Figure collection entries:
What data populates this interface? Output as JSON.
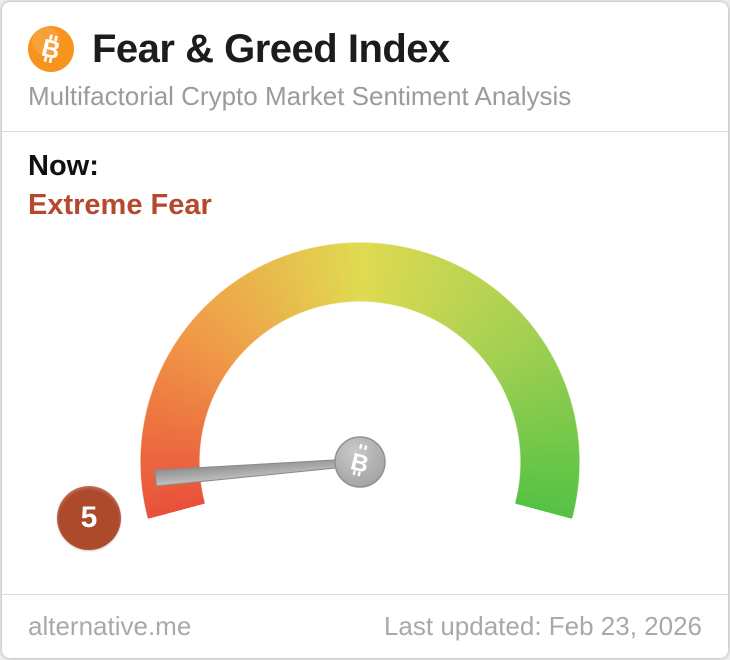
{
  "header": {
    "title": "Fear & Greed Index",
    "subtitle": "Multifactorial Crypto Market Sentiment Analysis"
  },
  "now": {
    "label": "Now:"
  },
  "chart_data": {
    "type": "gauge",
    "title": "Fear & Greed Index",
    "value": 5,
    "min": 0,
    "max": 100,
    "label": "Extreme Fear",
    "arc_span_degrees": 210,
    "color_stops": [
      {
        "pos": 0.0,
        "color": "#e9503a"
      },
      {
        "pos": 0.25,
        "color": "#f09a48"
      },
      {
        "pos": 0.5,
        "color": "#e0da51"
      },
      {
        "pos": 0.75,
        "color": "#a4d052"
      },
      {
        "pos": 1.0,
        "color": "#54c244"
      }
    ]
  },
  "colors": {
    "brand_orange": "#f7941e",
    "sentiment_text": "#b5492e",
    "badge_background": "#ad4a2b",
    "needle_gray": "#9e9e9e",
    "divider": "#dddddd",
    "muted_text": "#9b9b9b"
  },
  "icons": {
    "logo": "bitcoin-icon",
    "needle_hub": "bitcoin-icon"
  },
  "footer": {
    "source": "alternative.me",
    "updated": "Last updated: Feb 23, 2026"
  }
}
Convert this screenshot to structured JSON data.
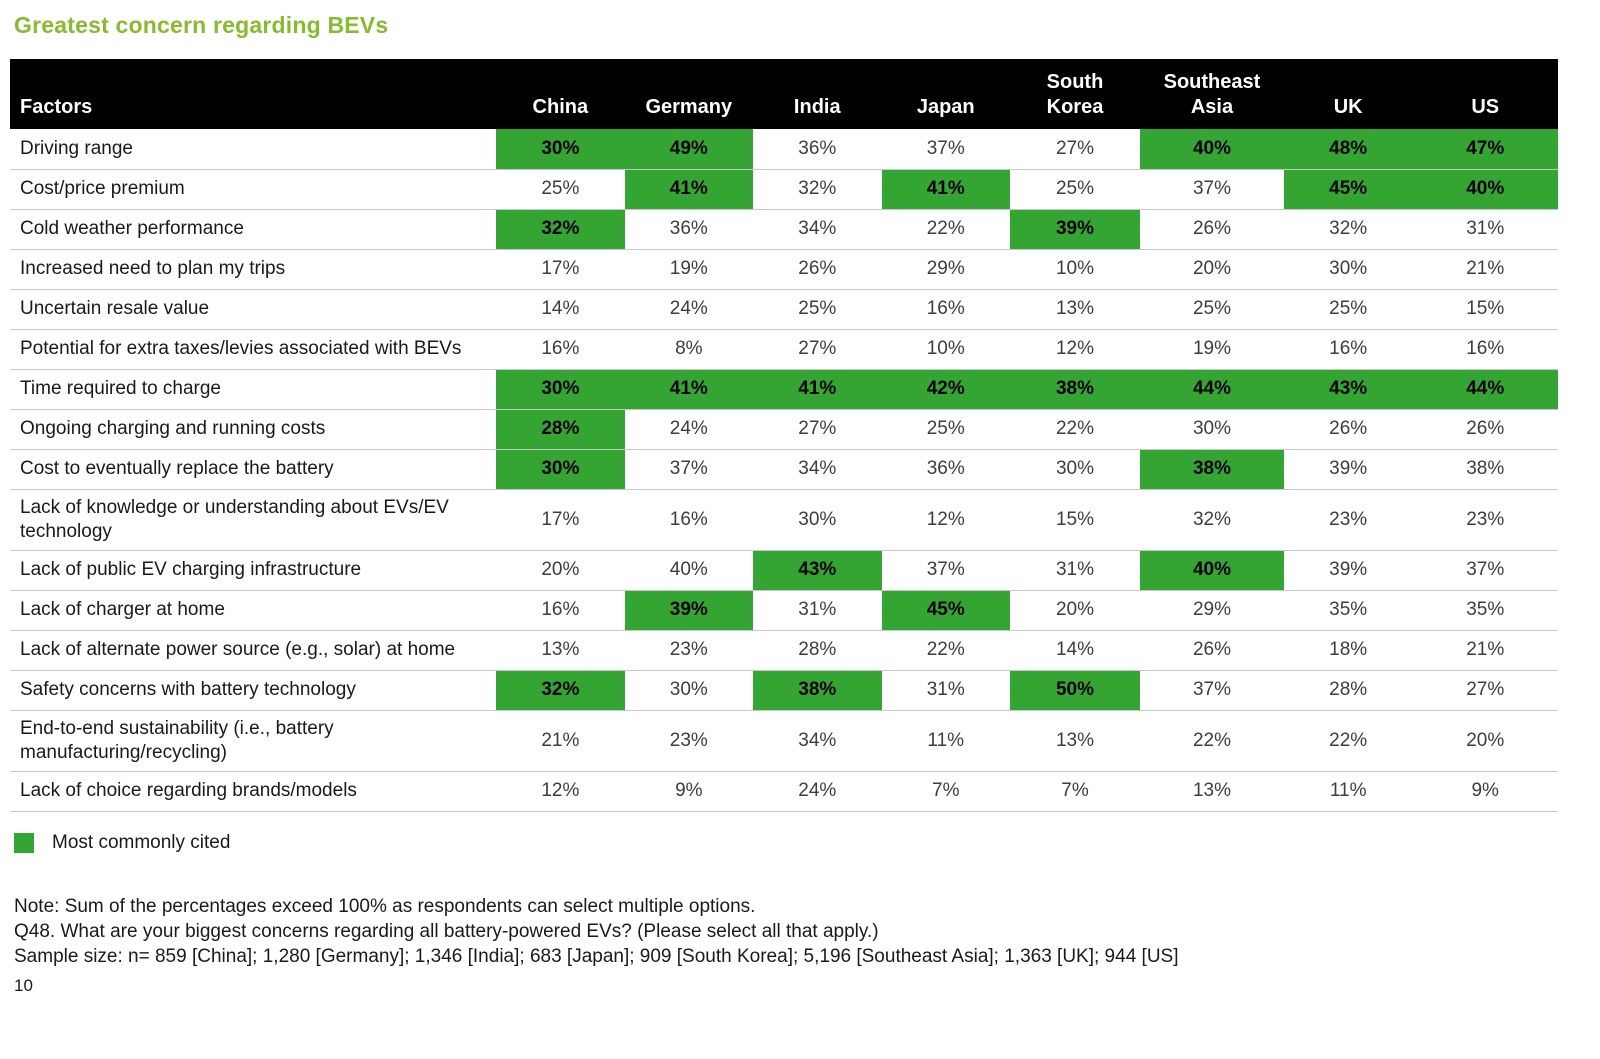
{
  "page": {
    "title": "Greatest concern regarding BEVs",
    "page_number": "10"
  },
  "colors": {
    "title_green": "#86bc2e",
    "highlight_green": "#34a533",
    "header_bg": "#000000",
    "header_text": "#ffffff",
    "row_separator": "#c9c9c9"
  },
  "legend": {
    "swatch_color": "#34a533",
    "label": "Most commonly cited"
  },
  "notes": [
    "Note: Sum of the percentages exceed 100% as respondents can select multiple options.",
    "Q48. What are your biggest concerns regarding all battery-powered EVs? (Please select all that apply.)",
    "Sample size: n= 859 [China]; 1,280 [Germany]; 1,346 [India]; 683 [Japan]; 909 [South Korea]; 5,196 [Southeast Asia]; 1,363 [UK]; 944 [US]"
  ],
  "chart_data": {
    "type": "table",
    "title": "Greatest concern regarding BEVs",
    "highlight_legend": "Most commonly cited",
    "columns": [
      "Factors",
      "China",
      "Germany",
      "India",
      "Japan",
      "South Korea",
      "Southeast Asia",
      "UK",
      "US"
    ],
    "rows": [
      {
        "factor": "Driving range",
        "values": [
          "30%",
          "49%",
          "36%",
          "37%",
          "27%",
          "40%",
          "48%",
          "47%"
        ],
        "highlighted": [
          true,
          true,
          false,
          false,
          false,
          true,
          true,
          true
        ]
      },
      {
        "factor": "Cost/price premium",
        "values": [
          "25%",
          "41%",
          "32%",
          "41%",
          "25%",
          "37%",
          "45%",
          "40%"
        ],
        "highlighted": [
          false,
          true,
          false,
          true,
          false,
          false,
          true,
          true
        ]
      },
      {
        "factor": "Cold weather performance",
        "values": [
          "32%",
          "36%",
          "34%",
          "22%",
          "39%",
          "26%",
          "32%",
          "31%"
        ],
        "highlighted": [
          true,
          false,
          false,
          false,
          true,
          false,
          false,
          false
        ]
      },
      {
        "factor": "Increased need to plan my trips",
        "values": [
          "17%",
          "19%",
          "26%",
          "29%",
          "10%",
          "20%",
          "30%",
          "21%"
        ],
        "highlighted": [
          false,
          false,
          false,
          false,
          false,
          false,
          false,
          false
        ]
      },
      {
        "factor": "Uncertain resale value",
        "values": [
          "14%",
          "24%",
          "25%",
          "16%",
          "13%",
          "25%",
          "25%",
          "15%"
        ],
        "highlighted": [
          false,
          false,
          false,
          false,
          false,
          false,
          false,
          false
        ]
      },
      {
        "factor": "Potential for extra taxes/levies associated with BEVs",
        "values": [
          "16%",
          "8%",
          "27%",
          "10%",
          "12%",
          "19%",
          "16%",
          "16%"
        ],
        "highlighted": [
          false,
          false,
          false,
          false,
          false,
          false,
          false,
          false
        ]
      },
      {
        "factor": "Time required to charge",
        "values": [
          "30%",
          "41%",
          "41%",
          "42%",
          "38%",
          "44%",
          "43%",
          "44%"
        ],
        "highlighted": [
          true,
          true,
          true,
          true,
          true,
          true,
          true,
          true
        ]
      },
      {
        "factor": "Ongoing charging and running costs",
        "values": [
          "28%",
          "24%",
          "27%",
          "25%",
          "22%",
          "30%",
          "26%",
          "26%"
        ],
        "highlighted": [
          true,
          false,
          false,
          false,
          false,
          false,
          false,
          false
        ]
      },
      {
        "factor": "Cost to eventually replace the battery",
        "values": [
          "30%",
          "37%",
          "34%",
          "36%",
          "30%",
          "38%",
          "39%",
          "38%"
        ],
        "highlighted": [
          true,
          false,
          false,
          false,
          false,
          true,
          false,
          false
        ]
      },
      {
        "factor": "Lack of knowledge or understanding about EVs/EV technology",
        "values": [
          "17%",
          "16%",
          "30%",
          "12%",
          "15%",
          "32%",
          "23%",
          "23%"
        ],
        "highlighted": [
          false,
          false,
          false,
          false,
          false,
          false,
          false,
          false
        ]
      },
      {
        "factor": "Lack of public EV charging infrastructure",
        "values": [
          "20%",
          "40%",
          "43%",
          "37%",
          "31%",
          "40%",
          "39%",
          "37%"
        ],
        "highlighted": [
          false,
          false,
          true,
          false,
          false,
          true,
          false,
          false
        ]
      },
      {
        "factor": "Lack of charger at home",
        "values": [
          "16%",
          "39%",
          "31%",
          "45%",
          "20%",
          "29%",
          "35%",
          "35%"
        ],
        "highlighted": [
          false,
          true,
          false,
          true,
          false,
          false,
          false,
          false
        ]
      },
      {
        "factor": "Lack of alternate power source (e.g., solar) at home",
        "values": [
          "13%",
          "23%",
          "28%",
          "22%",
          "14%",
          "26%",
          "18%",
          "21%"
        ],
        "highlighted": [
          false,
          false,
          false,
          false,
          false,
          false,
          false,
          false
        ]
      },
      {
        "factor": "Safety concerns with battery technology",
        "values": [
          "32%",
          "30%",
          "38%",
          "31%",
          "50%",
          "37%",
          "28%",
          "27%"
        ],
        "highlighted": [
          true,
          false,
          true,
          false,
          true,
          false,
          false,
          false
        ]
      },
      {
        "factor": "End-to-end sustainability (i.e., battery manufacturing/recycling)",
        "values": [
          "21%",
          "23%",
          "34%",
          "11%",
          "13%",
          "22%",
          "22%",
          "20%"
        ],
        "highlighted": [
          false,
          false,
          false,
          false,
          false,
          false,
          false,
          false
        ]
      },
      {
        "factor": "Lack of choice regarding brands/models",
        "values": [
          "12%",
          "9%",
          "24%",
          "7%",
          "7%",
          "13%",
          "11%",
          "9%"
        ],
        "highlighted": [
          false,
          false,
          false,
          false,
          false,
          false,
          false,
          false
        ]
      }
    ]
  }
}
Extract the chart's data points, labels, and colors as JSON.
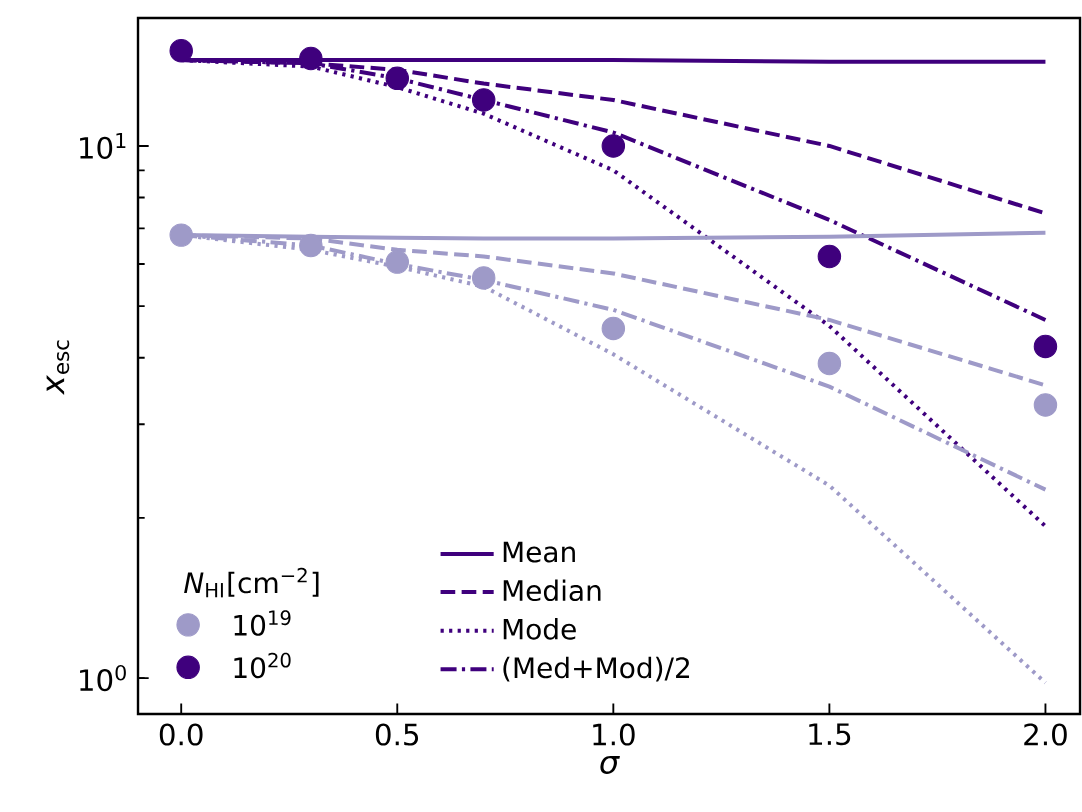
{
  "chart_data": {
    "type": "line",
    "xlabel": "σ",
    "ylabel": "*x*$_{esc}$",
    "legend_title": "*N*$_{HI}$[cm$^{−2}$]",
    "log": true,
    "legend": "bottom left",
    "xlim": [
      -0.1,
      2.08
    ],
    "ylim": [
      0.856,
      17.4
    ],
    "xticks": [
      {
        "value": 0,
        "label": "0.0"
      },
      {
        "value": 0.5,
        "label": "0.5"
      },
      {
        "value": 1,
        "label": "1.0"
      },
      {
        "value": 1.5,
        "label": "1.5"
      },
      {
        "value": 2,
        "label": "2.0"
      }
    ],
    "yticks": [
      {
        "value": 1,
        "label": "10$^{0}$"
      },
      {
        "value": 10,
        "label": "10$^{1}$"
      }
    ],
    "x": [
      0,
      0.3,
      0.5,
      0.7,
      1.0,
      1.5,
      2.0
    ],
    "series": [
      {
        "type": "scatter",
        "name": "10$^{19}$",
        "color": "#9e9ac8",
        "values": [
          6.8,
          6.5,
          6.05,
          5.65,
          4.54,
          3.9,
          3.26
        ]
      },
      {
        "type": "scatter",
        "name": "10$^{20}$",
        "color": "#3f007d",
        "values": [
          15.1,
          14.6,
          13.4,
          12.2,
          10.0,
          6.2,
          4.2
        ]
      },
      {
        "name": "Mean",
        "color": "#3f007d",
        "line_style": "solid",
        "values": [
          14.5,
          14.5,
          14.5,
          14.5,
          14.5,
          14.4,
          14.4
        ]
      },
      {
        "name": "Median",
        "color": "#3f007d",
        "line_style": "dashed",
        "values": [
          14.5,
          14.3,
          13.9,
          13.1,
          12.2,
          10.0,
          7.47
        ]
      },
      {
        "name": "Mode",
        "color": "#3f007d",
        "line_style": "dotted",
        "values": [
          14.5,
          14.1,
          12.9,
          11.5,
          9.0,
          4.59,
          1.93
        ]
      },
      {
        "name": "(Med+Mod)/2",
        "color": "#3f007d",
        "line_style": "dashdot",
        "values": [
          14.5,
          14.3,
          13.4,
          12.2,
          10.6,
          7.26,
          4.71
        ]
      },
      {
        "color": "#9e9ac8",
        "line_style": "solid",
        "values": [
          6.8,
          6.75,
          6.72,
          6.7,
          6.7,
          6.75,
          6.87
        ]
      },
      {
        "color": "#9e9ac8",
        "line_style": "dashed",
        "values": [
          6.8,
          6.7,
          6.38,
          6.2,
          5.76,
          4.71,
          3.55
        ]
      },
      {
        "color": "#9e9ac8",
        "line_style": "dotted",
        "values": [
          6.8,
          6.38,
          5.93,
          5.44,
          4.06,
          2.3,
          0.98
        ]
      },
      {
        "color": "#9e9ac8",
        "line_style": "dashdot",
        "values": [
          6.8,
          6.5,
          6.0,
          5.6,
          4.92,
          3.53,
          2.26
        ]
      }
    ]
  }
}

▸ Challenge
Select from the material above each line in which the string "Korea" appears, and list those lines.

▸ Complete answer
    "Sample size: n= 859 [China]; 1,280 [Germany]; 1,346 [India]; 683 [Japan]; 909 [South Korea]; 5,196 [Southeast Asia]; 1,363 [UK]; 944 [US]"
      "South Korea",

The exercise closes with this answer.